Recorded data
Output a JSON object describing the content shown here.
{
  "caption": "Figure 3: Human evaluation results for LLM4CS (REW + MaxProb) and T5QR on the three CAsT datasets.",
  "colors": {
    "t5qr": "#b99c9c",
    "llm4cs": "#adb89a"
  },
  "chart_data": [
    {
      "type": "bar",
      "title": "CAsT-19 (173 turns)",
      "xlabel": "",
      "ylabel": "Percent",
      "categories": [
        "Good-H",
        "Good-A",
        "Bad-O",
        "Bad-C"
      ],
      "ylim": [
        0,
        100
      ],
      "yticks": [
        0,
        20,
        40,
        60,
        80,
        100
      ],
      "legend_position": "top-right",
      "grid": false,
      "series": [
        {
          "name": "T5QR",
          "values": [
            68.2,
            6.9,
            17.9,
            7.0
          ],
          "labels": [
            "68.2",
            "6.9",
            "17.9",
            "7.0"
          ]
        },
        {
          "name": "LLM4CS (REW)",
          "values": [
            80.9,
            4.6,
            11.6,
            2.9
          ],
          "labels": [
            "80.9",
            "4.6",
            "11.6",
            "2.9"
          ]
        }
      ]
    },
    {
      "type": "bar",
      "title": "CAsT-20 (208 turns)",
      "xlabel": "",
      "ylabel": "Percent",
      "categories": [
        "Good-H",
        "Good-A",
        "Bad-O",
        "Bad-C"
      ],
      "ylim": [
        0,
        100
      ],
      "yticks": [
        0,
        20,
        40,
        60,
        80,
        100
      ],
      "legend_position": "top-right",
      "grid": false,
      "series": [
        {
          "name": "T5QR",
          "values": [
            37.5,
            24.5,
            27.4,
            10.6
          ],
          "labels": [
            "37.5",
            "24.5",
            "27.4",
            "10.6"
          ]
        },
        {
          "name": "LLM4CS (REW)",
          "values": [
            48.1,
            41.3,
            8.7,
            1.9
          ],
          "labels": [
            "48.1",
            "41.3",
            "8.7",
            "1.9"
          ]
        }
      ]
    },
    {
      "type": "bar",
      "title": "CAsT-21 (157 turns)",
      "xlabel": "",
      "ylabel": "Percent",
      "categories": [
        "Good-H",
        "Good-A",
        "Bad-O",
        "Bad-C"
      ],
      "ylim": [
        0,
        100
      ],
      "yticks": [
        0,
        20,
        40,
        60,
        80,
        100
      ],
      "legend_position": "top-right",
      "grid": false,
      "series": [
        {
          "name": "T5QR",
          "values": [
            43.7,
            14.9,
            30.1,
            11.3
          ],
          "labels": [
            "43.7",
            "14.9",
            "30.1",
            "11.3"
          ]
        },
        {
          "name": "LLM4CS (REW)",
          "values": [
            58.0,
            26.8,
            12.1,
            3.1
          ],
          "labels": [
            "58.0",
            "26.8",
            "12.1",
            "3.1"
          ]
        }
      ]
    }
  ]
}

Problem description: Exactly reproduce every line found in the records.

Worked solution:
Output a JSON object describing the content shown here.
{
  "caption": "Figure 3: Human evaluation results for LLM4CS (REW + MaxProb) and T5QR on the three CAsT datasets.",
  "colors": {
    "t5qr": "#b99c9c",
    "llm4cs": "#adb89a"
  },
  "chart_data": [
    {
      "type": "bar",
      "title": "CAsT-19 (173 turns)",
      "xlabel": "",
      "ylabel": "Percent",
      "categories": [
        "Good-H",
        "Good-A",
        "Bad-O",
        "Bad-C"
      ],
      "ylim": [
        0,
        100
      ],
      "yticks": [
        0,
        20,
        40,
        60,
        80,
        100
      ],
      "legend_position": "top-right",
      "grid": false,
      "series": [
        {
          "name": "T5QR",
          "values": [
            68.2,
            6.9,
            17.9,
            7.0
          ],
          "labels": [
            "68.2",
            "6.9",
            "17.9",
            "7.0"
          ]
        },
        {
          "name": "LLM4CS (REW)",
          "values": [
            80.9,
            4.6,
            11.6,
            2.9
          ],
          "labels": [
            "80.9",
            "4.6",
            "11.6",
            "2.9"
          ]
        }
      ]
    },
    {
      "type": "bar",
      "title": "CAsT-20 (208 turns)",
      "xlabel": "",
      "ylabel": "Percent",
      "categories": [
        "Good-H",
        "Good-A",
        "Bad-O",
        "Bad-C"
      ],
      "ylim": [
        0,
        100
      ],
      "yticks": [
        0,
        20,
        40,
        60,
        80,
        100
      ],
      "legend_position": "top-right",
      "grid": false,
      "series": [
        {
          "name": "T5QR",
          "values": [
            37.5,
            24.5,
            27.4,
            10.6
          ],
          "labels": [
            "37.5",
            "24.5",
            "27.4",
            "10.6"
          ]
        },
        {
          "name": "LLM4CS (REW)",
          "values": [
            48.1,
            41.3,
            8.7,
            1.9
          ],
          "labels": [
            "48.1",
            "41.3",
            "8.7",
            "1.9"
          ]
        }
      ]
    },
    {
      "type": "bar",
      "title": "CAsT-21 (157 turns)",
      "xlabel": "",
      "ylabel": "Percent",
      "categories": [
        "Good-H",
        "Good-A",
        "Bad-O",
        "Bad-C"
      ],
      "ylim": [
        0,
        100
      ],
      "yticks": [
        0,
        20,
        40,
        60,
        80,
        100
      ],
      "legend_position": "top-right",
      "grid": false,
      "series": [
        {
          "name": "T5QR",
          "values": [
            43.7,
            14.9,
            30.1,
            11.3
          ],
          "labels": [
            "43.7",
            "14.9",
            "30.1",
            "11.3"
          ]
        },
        {
          "name": "LLM4CS (REW)",
          "values": [
            58.0,
            26.8,
            12.1,
            3.1
          ],
          "labels": [
            "58.0",
            "26.8",
            "12.1",
            "3.1"
          ]
        }
      ]
    }
  ]
}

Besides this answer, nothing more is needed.